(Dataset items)
** Start **

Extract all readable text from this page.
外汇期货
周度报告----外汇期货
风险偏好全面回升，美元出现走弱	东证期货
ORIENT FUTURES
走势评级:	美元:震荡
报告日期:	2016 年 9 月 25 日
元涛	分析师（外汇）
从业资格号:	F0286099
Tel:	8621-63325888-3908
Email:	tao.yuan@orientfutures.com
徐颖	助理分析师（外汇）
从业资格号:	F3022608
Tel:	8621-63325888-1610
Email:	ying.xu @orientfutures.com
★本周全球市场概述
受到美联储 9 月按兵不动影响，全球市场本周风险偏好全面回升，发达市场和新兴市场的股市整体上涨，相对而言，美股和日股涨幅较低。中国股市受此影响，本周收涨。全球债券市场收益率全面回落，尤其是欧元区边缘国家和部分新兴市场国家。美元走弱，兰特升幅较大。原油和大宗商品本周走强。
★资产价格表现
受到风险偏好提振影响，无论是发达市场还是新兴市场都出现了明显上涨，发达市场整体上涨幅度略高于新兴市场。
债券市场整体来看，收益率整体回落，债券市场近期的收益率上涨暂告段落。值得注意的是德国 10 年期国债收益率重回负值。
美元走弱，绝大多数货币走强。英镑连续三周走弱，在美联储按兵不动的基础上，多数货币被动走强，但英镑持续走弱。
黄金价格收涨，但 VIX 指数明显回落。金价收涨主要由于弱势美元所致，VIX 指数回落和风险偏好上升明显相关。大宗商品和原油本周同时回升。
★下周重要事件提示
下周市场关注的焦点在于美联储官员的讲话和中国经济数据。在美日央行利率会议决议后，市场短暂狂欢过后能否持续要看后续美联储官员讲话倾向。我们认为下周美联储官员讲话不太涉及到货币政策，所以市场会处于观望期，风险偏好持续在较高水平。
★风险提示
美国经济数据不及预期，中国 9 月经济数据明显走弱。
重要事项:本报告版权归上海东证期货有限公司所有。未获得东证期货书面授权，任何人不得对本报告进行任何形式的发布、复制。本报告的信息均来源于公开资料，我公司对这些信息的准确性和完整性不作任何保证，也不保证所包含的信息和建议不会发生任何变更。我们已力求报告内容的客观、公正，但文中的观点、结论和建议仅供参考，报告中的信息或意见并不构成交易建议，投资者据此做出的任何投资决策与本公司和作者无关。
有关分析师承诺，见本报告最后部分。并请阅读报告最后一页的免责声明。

** End **

__Exercise__
Reproduce the listing in full. Keep it exactly as written.

__Output of the task__
Extract all readable text from this page.
外汇期货
周度报告----外汇期货
风险偏好全面回升，美元出现走弱	东证期货
ORIENT FUTURES
走势评级:	美元:震荡
报告日期:	2016 年 9 月 25 日
元涛	分析师（外汇）
从业资格号:	F0286099
Tel:	8621-63325888-3908
Email:	tao.yuan@orientfutures.com
徐颖	助理分析师（外汇）
从业资格号:	F3022608
Tel:	8621-63325888-1610
Email:	ying.xu @orientfutures.com
★本周全球市场概述
受到美联储 9 月按兵不动影响，全球市场本周风险偏好全面回升，发达市场和新兴市场的股市整体上涨，相对而言，美股和日股涨幅较低。中国股市受此影响，本周收涨。全球债券市场收益率全面回落，尤其是欧元区边缘国家和部分新兴市场国家。美元走弱，兰特升幅较大。原油和大宗商品本周走强。
★资产价格表现
受到风险偏好提振影响，无论是发达市场还是新兴市场都出现了明显上涨，发达市场整体上涨幅度略高于新兴市场。
债券市场整体来看，收益率整体回落，债券市场近期的收益率上涨暂告段落。值得注意的是德国 10 年期国债收益率重回负值。
美元走弱，绝大多数货币走强。英镑连续三周走弱，在美联储按兵不动的基础上，多数货币被动走强，但英镑持续走弱。
黄金价格收涨，但 VIX 指数明显回落。金价收涨主要由于弱势美元所致，VIX 指数回落和风险偏好上升明显相关。大宗商品和原油本周同时回升。
★下周重要事件提示
下周市场关注的焦点在于美联储官员的讲话和中国经济数据。在美日央行利率会议决议后，市场短暂狂欢过后能否持续要看后续美联储官员讲话倾向。我们认为下周美联储官员讲话不太涉及到货币政策，所以市场会处于观望期，风险偏好持续在较高水平。
★风险提示
美国经济数据不及预期，中国 9 月经济数据明显走弱。
重要事项:本报告版权归上海东证期货有限公司所有。未获得东证期货书面授权，任何人不得对本报告进行任何形式的发布、复制。本报告的信息均来源于公开资料，我公司对这些信息的准确性和完整性不作任何保证，也不保证所包含的信息和建议不会发生任何变更。我们已力求报告内容的客观、公正，但文中的观点、结论和建议仅供参考，报告中的信息或意见并不构成交易建议，投资者据此做出的任何投资决策与本公司和作者无关。
有关分析师承诺，见本报告最后部分。并请阅读报告最后一页的免责声明。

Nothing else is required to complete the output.